• DIRECTIONS FOR THIS TASK:
Word for word, repeat the entries, minus the pictures.

:: DATA FOR THIS TASK ::

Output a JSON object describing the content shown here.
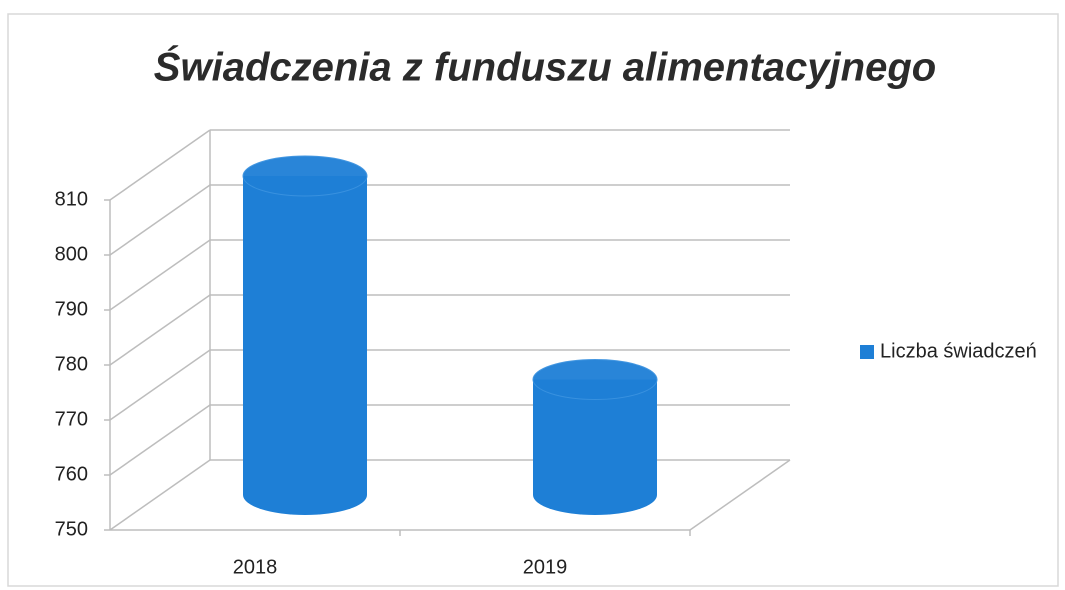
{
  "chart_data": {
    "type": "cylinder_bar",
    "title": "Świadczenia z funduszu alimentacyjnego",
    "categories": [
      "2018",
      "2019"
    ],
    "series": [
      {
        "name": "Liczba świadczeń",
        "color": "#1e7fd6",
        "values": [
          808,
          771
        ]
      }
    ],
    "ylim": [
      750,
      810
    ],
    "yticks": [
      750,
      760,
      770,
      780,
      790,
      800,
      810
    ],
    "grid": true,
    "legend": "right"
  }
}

:::

• RESULT FOR THIS EXERCISE:
Output a JSON object describing the content shown here.
{
  "chart_data": {
    "type": "cylinder_bar",
    "title": "Świadczenia z funduszu alimentacyjnego",
    "categories": [
      "2018",
      "2019"
    ],
    "series": [
      {
        "name": "Liczba świadczeń",
        "color": "#1e7fd6",
        "values": [
          808,
          771
        ]
      }
    ],
    "ylim": [
      750,
      810
    ],
    "yticks": [
      750,
      760,
      770,
      780,
      790,
      800,
      810
    ],
    "grid": true,
    "legend": "right"
  }
}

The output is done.